:: Data shown

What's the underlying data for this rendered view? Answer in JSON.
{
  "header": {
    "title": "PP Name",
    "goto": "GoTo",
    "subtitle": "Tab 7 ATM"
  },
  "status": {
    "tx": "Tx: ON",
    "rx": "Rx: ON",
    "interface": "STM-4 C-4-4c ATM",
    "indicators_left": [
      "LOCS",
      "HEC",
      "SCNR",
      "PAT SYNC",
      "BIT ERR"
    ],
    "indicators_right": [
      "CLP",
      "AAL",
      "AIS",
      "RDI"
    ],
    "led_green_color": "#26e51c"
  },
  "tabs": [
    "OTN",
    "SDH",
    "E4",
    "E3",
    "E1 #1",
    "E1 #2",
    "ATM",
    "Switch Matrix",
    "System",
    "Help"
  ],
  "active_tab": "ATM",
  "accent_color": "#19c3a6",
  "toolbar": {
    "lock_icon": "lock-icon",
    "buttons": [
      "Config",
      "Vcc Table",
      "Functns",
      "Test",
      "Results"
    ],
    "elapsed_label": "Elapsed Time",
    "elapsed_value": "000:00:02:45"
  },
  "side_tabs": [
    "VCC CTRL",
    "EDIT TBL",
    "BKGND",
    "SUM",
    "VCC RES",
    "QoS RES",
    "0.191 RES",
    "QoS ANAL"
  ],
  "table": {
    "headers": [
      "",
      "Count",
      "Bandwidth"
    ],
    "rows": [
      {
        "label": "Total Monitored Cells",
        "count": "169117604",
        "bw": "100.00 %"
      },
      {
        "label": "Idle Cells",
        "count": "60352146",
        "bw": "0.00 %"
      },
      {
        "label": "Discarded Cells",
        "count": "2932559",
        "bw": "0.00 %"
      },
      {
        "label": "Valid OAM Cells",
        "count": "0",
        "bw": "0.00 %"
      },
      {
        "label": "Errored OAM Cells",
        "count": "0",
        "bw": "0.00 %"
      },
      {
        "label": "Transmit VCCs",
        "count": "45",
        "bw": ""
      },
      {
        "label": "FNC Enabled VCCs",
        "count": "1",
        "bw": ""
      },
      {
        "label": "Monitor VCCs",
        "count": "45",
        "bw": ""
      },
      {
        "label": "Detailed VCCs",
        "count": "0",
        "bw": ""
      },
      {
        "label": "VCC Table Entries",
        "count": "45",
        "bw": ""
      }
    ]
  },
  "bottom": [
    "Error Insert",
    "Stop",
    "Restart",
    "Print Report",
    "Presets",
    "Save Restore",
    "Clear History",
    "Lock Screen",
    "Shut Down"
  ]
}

::::

● Problem description:
With every line intact, output the listing above exactly.

● Written reply:
What's the underlying data for this rendered view? Answer in JSON.
{
  "header": {
    "title": "PP Name",
    "goto": "GoTo",
    "subtitle": "Tab 7 ATM"
  },
  "status": {
    "tx": "Tx: ON",
    "rx": "Rx: ON",
    "interface": "STM-4 C-4-4c ATM",
    "indicators_left": [
      "LOCS",
      "HEC",
      "SCNR",
      "PAT SYNC",
      "BIT ERR"
    ],
    "indicators_right": [
      "CLP",
      "AAL",
      "AIS",
      "RDI"
    ],
    "led_green_color": "#26e51c"
  },
  "tabs": [
    "OTN",
    "SDH",
    "E4",
    "E3",
    "E1 #1",
    "E1 #2",
    "ATM",
    "Switch Matrix",
    "System",
    "Help"
  ],
  "active_tab": "ATM",
  "accent_color": "#19c3a6",
  "toolbar": {
    "lock_icon": "lock-icon",
    "buttons": [
      "Config",
      "Vcc Table",
      "Functns",
      "Test",
      "Results"
    ],
    "elapsed_label": "Elapsed Time",
    "elapsed_value": "000:00:02:45"
  },
  "side_tabs": [
    "VCC CTRL",
    "EDIT TBL",
    "BKGND",
    "SUM",
    "VCC RES",
    "QoS RES",
    "0.191 RES",
    "QoS ANAL"
  ],
  "table": {
    "headers": [
      "",
      "Count",
      "Bandwidth"
    ],
    "rows": [
      {
        "label": "Total Monitored Cells",
        "count": "169117604",
        "bw": "100.00 %"
      },
      {
        "label": "Idle Cells",
        "count": "60352146",
        "bw": "0.00 %"
      },
      {
        "label": "Discarded Cells",
        "count": "2932559",
        "bw": "0.00 %"
      },
      {
        "label": "Valid OAM Cells",
        "count": "0",
        "bw": "0.00 %"
      },
      {
        "label": "Errored OAM Cells",
        "count": "0",
        "bw": "0.00 %"
      },
      {
        "label": "Transmit VCCs",
        "count": "45",
        "bw": ""
      },
      {
        "label": "FNC Enabled VCCs",
        "count": "1",
        "bw": ""
      },
      {
        "label": "Monitor VCCs",
        "count": "45",
        "bw": ""
      },
      {
        "label": "Detailed VCCs",
        "count": "0",
        "bw": ""
      },
      {
        "label": "VCC Table Entries",
        "count": "45",
        "bw": ""
      }
    ]
  },
  "bottom": [
    "Error Insert",
    "Stop",
    "Restart",
    "Print Report",
    "Presets",
    "Save Restore",
    "Clear History",
    "Lock Screen",
    "Shut Down"
  ]
}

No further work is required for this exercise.